━━━━━ Stored records ━━━━━

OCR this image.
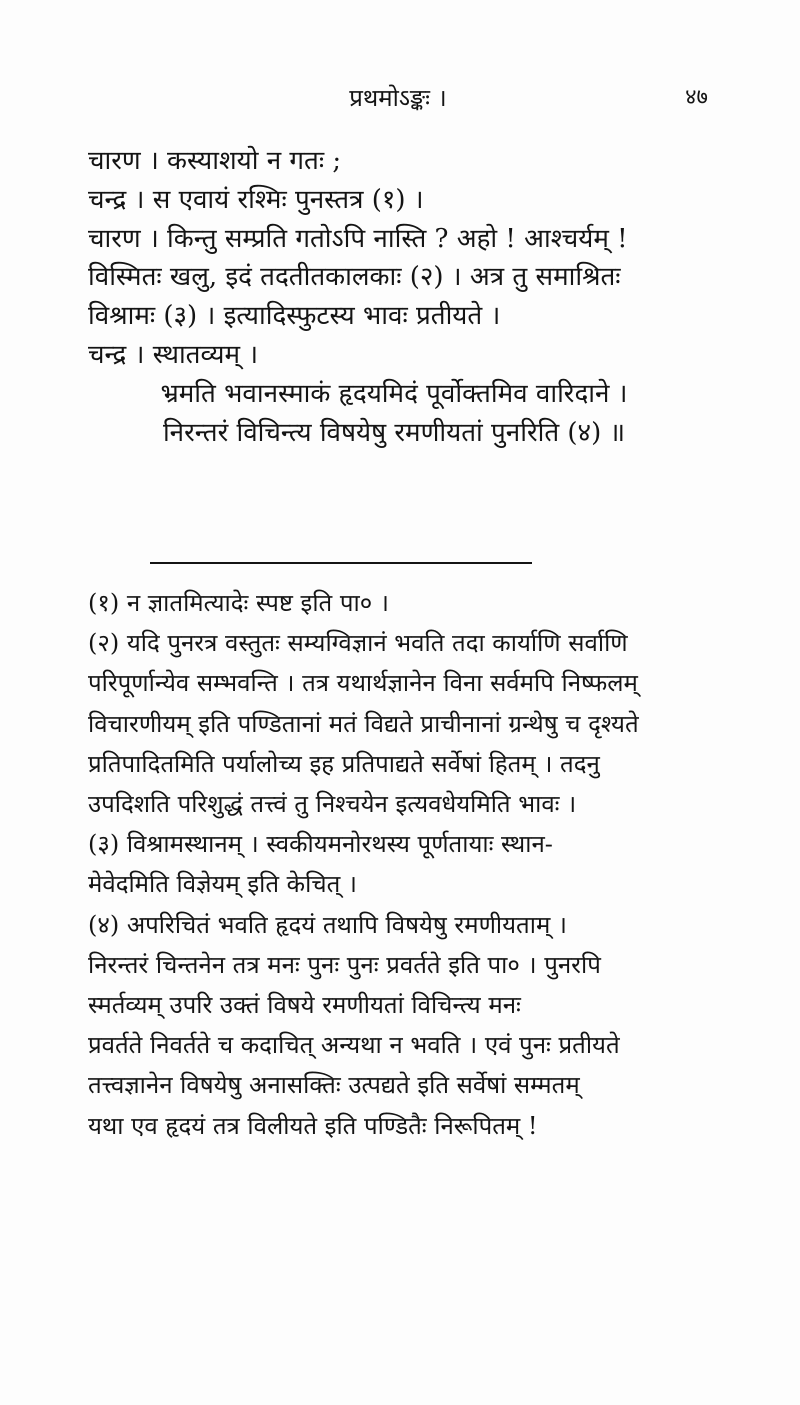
प्रथमोऽङ्कः ।	४७
चारण । कस्याशयो न गतः ;
चन्द्र । स एवायं रश्मिः पुनस्तत्र (१) ।
चारण । किन्तु सम्प्रति गतोऽपि नास्ति ? अहो ! आश्चर्यम् !
विस्मितः खलु, इदं तदतीतकालकाः (२) । अत्र तु समाश्रितः
विश्रामः (३) । इत्यादिस्फुटस्य भावः प्रतीयते ।
चन्द्र । स्थातव्यम् ।
भ्रमति भवानस्माकं हृदयमिदं पूर्वोक्तमिव वारिदाने ।
निरन्तरं विचिन्त्य विषयेषु रमणीयतां पुनरिति (४) ॥
(१) न ज्ञातमित्यादेः स्पष्ट इति पा० ।
(२) यदि पुनरत्र वस्तुतः सम्यग्विज्ञानं भवति तदा कार्याणि सर्वाणि
परिपूर्णान्येव सम्भवन्ति । तत्र यथार्थज्ञानेन विना सर्वमपि निष्फलम्
विचारणीयम् इति पण्डितानां मतं विद्यते प्राचीनानां ग्रन्थेषु च दृश्यते
प्रतिपादितमिति पर्यालोच्य इह प्रतिपाद्यते सर्वेषां हितम् । तदनु
उपदिशति परिशुद्धं तत्त्वं तु निश्चयेन इत्यवधेयमिति भावः ।
(३) विश्रामस्थानम् । स्वकीयमनोरथस्य पूर्णतायाः स्थान-
मेवेदमिति विज्ञेयम् इति केचित् ।
(४) अपरिचितं भवति हृदयं तथापि विषयेषु रमणीयताम् ।
निरन्तरं चिन्तनेन तत्र मनः पुनः पुनः प्रवर्तते इति पा० । पुनरपि
स्मर्तव्यम् उपरि उक्तं विषये रमणीयतां विचिन्त्य मनः
प्रवर्तते निवर्तते च कदाचित् अन्यथा न भवति । एवं पुनः प्रतीयते
तत्त्वज्ञानेन विषयेषु अनासक्तिः उत्पद्यते इति सर्वेषां सम्मतम्
यथा एव हृदयं तत्र विलीयते इति पण्डितैः निरूपितम् !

━━━━━

■ Requirement ■
Leave the images out, please, and restate each line word for word.

■ Output ■
OCR this image.
प्रथमोऽङ्कः ।	४७
चारण । कस्याशयो न गतः ;
चन्द्र । स एवायं रश्मिः पुनस्तत्र (१) ।
चारण । किन्तु सम्प्रति गतोऽपि नास्ति ? अहो ! आश्चर्यम् !
विस्मितः खलु, इदं तदतीतकालकाः (२) । अत्र तु समाश्रितः
विश्रामः (३) । इत्यादिस्फुटस्य भावः प्रतीयते ।
चन्द्र । स्थातव्यम् ।
भ्रमति भवानस्माकं हृदयमिदं पूर्वोक्तमिव वारिदाने ।
निरन्तरं विचिन्त्य विषयेषु रमणीयतां पुनरिति (४) ॥
(१) न ज्ञातमित्यादेः स्पष्ट इति पा० ।
(२) यदि पुनरत्र वस्तुतः सम्यग्विज्ञानं भवति तदा कार्याणि सर्वाणि
परिपूर्णान्येव सम्भवन्ति । तत्र यथार्थज्ञानेन विना सर्वमपि निष्फलम्
विचारणीयम् इति पण्डितानां मतं विद्यते प्राचीनानां ग्रन्थेषु च दृश्यते
प्रतिपादितमिति पर्यालोच्य इह प्रतिपाद्यते सर्वेषां हितम् । तदनु
उपदिशति परिशुद्धं तत्त्वं तु निश्चयेन इत्यवधेयमिति भावः ।
(३) विश्रामस्थानम् । स्वकीयमनोरथस्य पूर्णतायाः स्थान-
मेवेदमिति विज्ञेयम् इति केचित् ।
(४) अपरिचितं भवति हृदयं तथापि विषयेषु रमणीयताम् ।
निरन्तरं चिन्तनेन तत्र मनः पुनः पुनः प्रवर्तते इति पा० । पुनरपि
स्मर्तव्यम् उपरि उक्तं विषये रमणीयतां विचिन्त्य मनः
प्रवर्तते निवर्तते च कदाचित् अन्यथा न भवति । एवं पुनः प्रतीयते
तत्त्वज्ञानेन विषयेषु अनासक्तिः उत्पद्यते इति सर्वेषां सम्मतम्
यथा एव हृदयं तत्र विलीयते इति पण्डितैः निरूपितम् !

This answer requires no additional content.